▶ [WHAT IS EXPECTED] Repeat each entry word for word. Leave any images out of the copy.

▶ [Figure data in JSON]

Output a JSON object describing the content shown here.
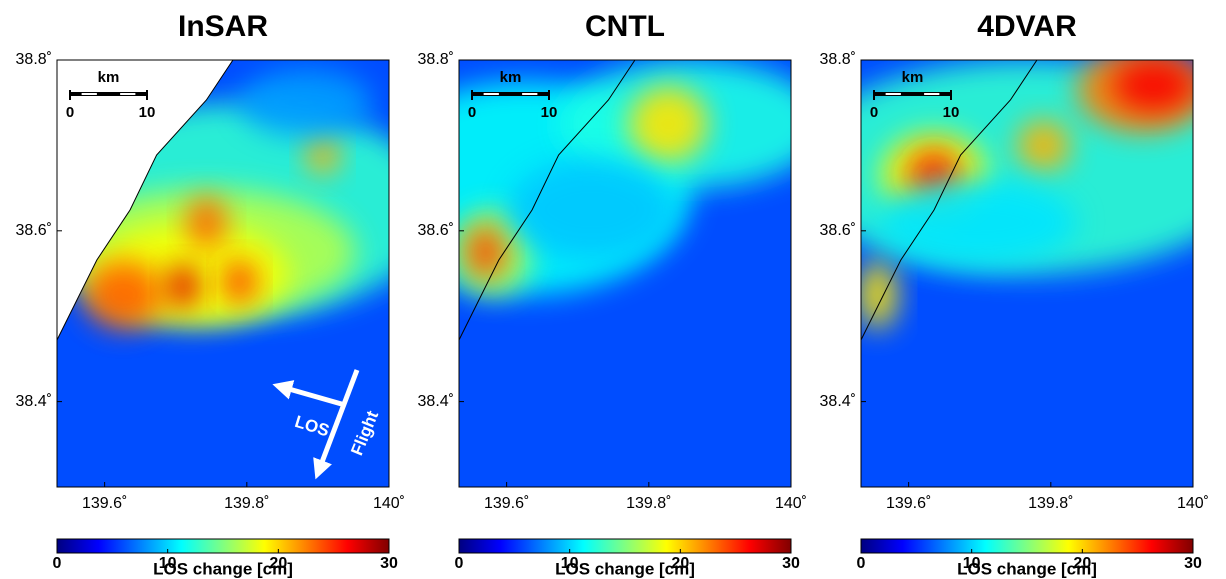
{
  "chart_data": [
    {
      "type": "heatmap",
      "title": "InSAR",
      "colormap": "jet",
      "xlim": [
        139.533,
        140.0
      ],
      "ylim": [
        38.3,
        38.8
      ],
      "xticks": [
        {
          "value": 139.6,
          "label": "139.6˚"
        },
        {
          "value": 139.8,
          "label": "139.8˚"
        },
        {
          "value": 140,
          "label": "140˚"
        }
      ],
      "yticks": [
        {
          "value": 38.4,
          "label": "38.4˚"
        },
        {
          "value": 38.6,
          "label": "38.6˚"
        },
        {
          "value": 38.8,
          "label": "38.8˚"
        }
      ],
      "colorbar": {
        "lim": [
          0,
          30
        ],
        "ticks": [
          0,
          10,
          20,
          30
        ],
        "label": "LOS change [cm]"
      },
      "scalebar": {
        "label": "km",
        "ticks": [
          0,
          10
        ]
      },
      "annotations": [
        "LOS",
        "Flight"
      ]
    },
    {
      "type": "heatmap",
      "title": "CNTL",
      "colormap": "jet",
      "xlim": [
        139.533,
        140.0
      ],
      "ylim": [
        38.3,
        38.8
      ],
      "xticks": [
        {
          "value": 139.6,
          "label": "139.6˚"
        },
        {
          "value": 139.8,
          "label": "139.8˚"
        },
        {
          "value": 140,
          "label": "140˚"
        }
      ],
      "yticks": [
        {
          "value": 38.4,
          "label": "38.4˚"
        },
        {
          "value": 38.6,
          "label": "38.6˚"
        },
        {
          "value": 38.8,
          "label": "38.8˚"
        }
      ],
      "colorbar": {
        "lim": [
          0,
          30
        ],
        "ticks": [
          0,
          10,
          20,
          30
        ],
        "label": "LOS change [cm]"
      },
      "scalebar": {
        "label": "km",
        "ticks": [
          0,
          10
        ]
      }
    },
    {
      "type": "heatmap",
      "title": "4DVAR",
      "colormap": "jet",
      "xlim": [
        139.533,
        140.0
      ],
      "ylim": [
        38.3,
        38.8
      ],
      "xticks": [
        {
          "value": 139.6,
          "label": "139.6˚"
        },
        {
          "value": 139.8,
          "label": "139.8˚"
        },
        {
          "value": 140,
          "label": "140˚"
        }
      ],
      "yticks": [
        {
          "value": 38.4,
          "label": "38.4˚"
        },
        {
          "value": 38.6,
          "label": "38.6˚"
        },
        {
          "value": 38.8,
          "label": "38.8˚"
        }
      ],
      "colorbar": {
        "lim": [
          0,
          30
        ],
        "ticks": [
          0,
          10,
          20,
          30
        ],
        "label": "LOS change [cm]"
      },
      "scalebar": {
        "label": "km",
        "ticks": [
          0,
          10
        ]
      }
    }
  ]
}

▶ [RESULT OF THIS EXERCISE]
Output a JSON object describing the content shown here.
{
  "chart_data": [
    {
      "type": "heatmap",
      "title": "InSAR",
      "colormap": "jet",
      "xlim": [
        139.533,
        140.0
      ],
      "ylim": [
        38.3,
        38.8
      ],
      "xticks": [
        {
          "value": 139.6,
          "label": "139.6˚"
        },
        {
          "value": 139.8,
          "label": "139.8˚"
        },
        {
          "value": 140,
          "label": "140˚"
        }
      ],
      "yticks": [
        {
          "value": 38.4,
          "label": "38.4˚"
        },
        {
          "value": 38.6,
          "label": "38.6˚"
        },
        {
          "value": 38.8,
          "label": "38.8˚"
        }
      ],
      "colorbar": {
        "lim": [
          0,
          30
        ],
        "ticks": [
          0,
          10,
          20,
          30
        ],
        "label": "LOS change [cm]"
      },
      "scalebar": {
        "label": "km",
        "ticks": [
          0,
          10
        ]
      },
      "annotations": [
        "LOS",
        "Flight"
      ]
    },
    {
      "type": "heatmap",
      "title": "CNTL",
      "colormap": "jet",
      "xlim": [
        139.533,
        140.0
      ],
      "ylim": [
        38.3,
        38.8
      ],
      "xticks": [
        {
          "value": 139.6,
          "label": "139.6˚"
        },
        {
          "value": 139.8,
          "label": "139.8˚"
        },
        {
          "value": 140,
          "label": "140˚"
        }
      ],
      "yticks": [
        {
          "value": 38.4,
          "label": "38.4˚"
        },
        {
          "value": 38.6,
          "label": "38.6˚"
        },
        {
          "value": 38.8,
          "label": "38.8˚"
        }
      ],
      "colorbar": {
        "lim": [
          0,
          30
        ],
        "ticks": [
          0,
          10,
          20,
          30
        ],
        "label": "LOS change [cm]"
      },
      "scalebar": {
        "label": "km",
        "ticks": [
          0,
          10
        ]
      }
    },
    {
      "type": "heatmap",
      "title": "4DVAR",
      "colormap": "jet",
      "xlim": [
        139.533,
        140.0
      ],
      "ylim": [
        38.3,
        38.8
      ],
      "xticks": [
        {
          "value": 139.6,
          "label": "139.6˚"
        },
        {
          "value": 139.8,
          "label": "139.8˚"
        },
        {
          "value": 140,
          "label": "140˚"
        }
      ],
      "yticks": [
        {
          "value": 38.4,
          "label": "38.4˚"
        },
        {
          "value": 38.6,
          "label": "38.6˚"
        },
        {
          "value": 38.8,
          "label": "38.8˚"
        }
      ],
      "colorbar": {
        "lim": [
          0,
          30
        ],
        "ticks": [
          0,
          10,
          20,
          30
        ],
        "label": "LOS change [cm]"
      },
      "scalebar": {
        "label": "km",
        "ticks": [
          0,
          10
        ]
      }
    }
  ]
}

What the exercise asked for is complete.